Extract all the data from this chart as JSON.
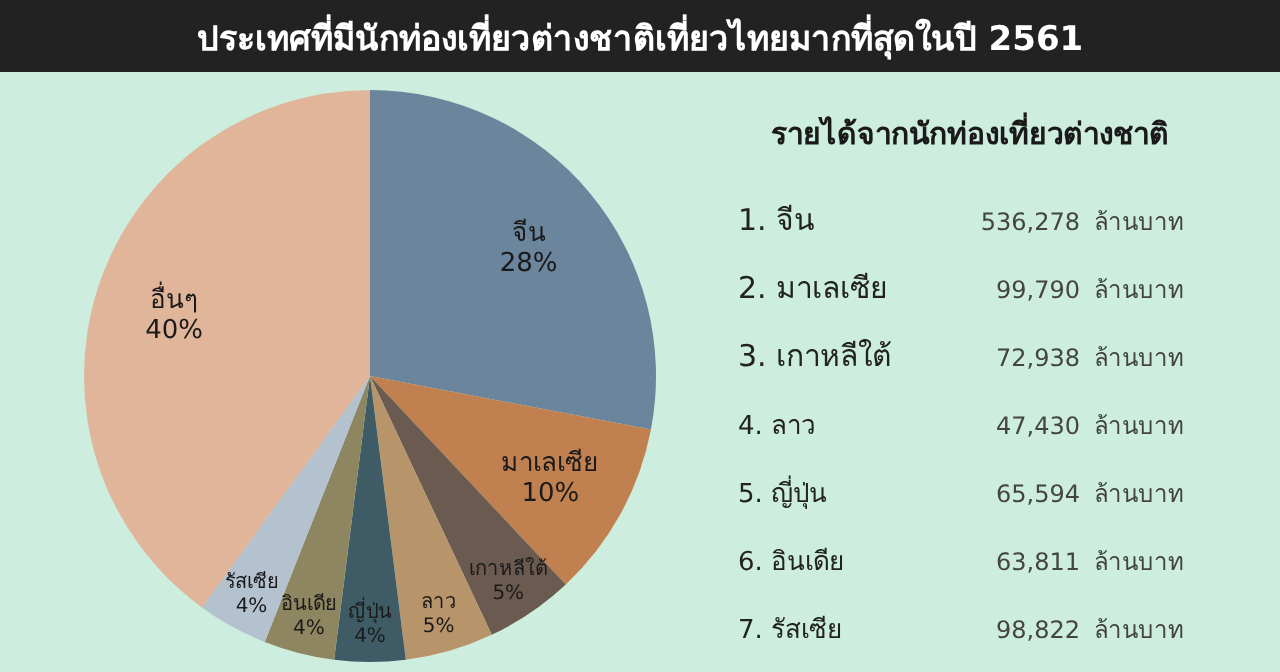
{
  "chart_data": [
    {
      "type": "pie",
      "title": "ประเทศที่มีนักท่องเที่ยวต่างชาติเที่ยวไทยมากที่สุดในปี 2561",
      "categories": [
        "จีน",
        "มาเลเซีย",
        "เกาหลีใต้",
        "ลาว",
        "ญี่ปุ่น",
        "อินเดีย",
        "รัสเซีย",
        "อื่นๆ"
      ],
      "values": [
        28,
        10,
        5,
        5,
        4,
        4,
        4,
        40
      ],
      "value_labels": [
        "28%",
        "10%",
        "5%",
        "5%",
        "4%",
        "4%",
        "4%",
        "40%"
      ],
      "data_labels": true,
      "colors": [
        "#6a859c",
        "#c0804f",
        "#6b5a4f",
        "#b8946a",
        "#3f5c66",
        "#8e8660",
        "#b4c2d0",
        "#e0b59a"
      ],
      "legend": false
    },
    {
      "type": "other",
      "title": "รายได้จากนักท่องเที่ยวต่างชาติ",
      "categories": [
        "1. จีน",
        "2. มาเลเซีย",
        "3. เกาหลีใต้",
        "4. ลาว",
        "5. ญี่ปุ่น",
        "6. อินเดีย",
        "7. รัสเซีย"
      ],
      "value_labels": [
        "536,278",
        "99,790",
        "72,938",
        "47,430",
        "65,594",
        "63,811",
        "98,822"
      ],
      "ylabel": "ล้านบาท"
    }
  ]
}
• • • •
• YOUR TASK: Reproduce the whole listing exactly, but not the images in it.

• COMPLETED EXERCISE:
Extract all the data from this chart as JSON.
{
  "chart_data": [
    {
      "type": "pie",
      "title": "ประเทศที่มีนักท่องเที่ยวต่างชาติเที่ยวไทยมากที่สุดในปี 2561",
      "categories": [
        "จีน",
        "มาเลเซีย",
        "เกาหลีใต้",
        "ลาว",
        "ญี่ปุ่น",
        "อินเดีย",
        "รัสเซีย",
        "อื่นๆ"
      ],
      "values": [
        28,
        10,
        5,
        5,
        4,
        4,
        4,
        40
      ],
      "value_labels": [
        "28%",
        "10%",
        "5%",
        "5%",
        "4%",
        "4%",
        "4%",
        "40%"
      ],
      "data_labels": true,
      "colors": [
        "#6a859c",
        "#c0804f",
        "#6b5a4f",
        "#b8946a",
        "#3f5c66",
        "#8e8660",
        "#b4c2d0",
        "#e0b59a"
      ],
      "legend": false
    },
    {
      "type": "other",
      "title": "รายได้จากนักท่องเที่ยวต่างชาติ",
      "categories": [
        "1. จีน",
        "2. มาเลเซีย",
        "3. เกาหลีใต้",
        "4. ลาว",
        "5. ญี่ปุ่น",
        "6. อินเดีย",
        "7. รัสเซีย"
      ],
      "value_labels": [
        "536,278",
        "99,790",
        "72,938",
        "47,430",
        "65,594",
        "63,811",
        "98,822"
      ],
      "ylabel": "ล้านบาท"
    }
  ]
}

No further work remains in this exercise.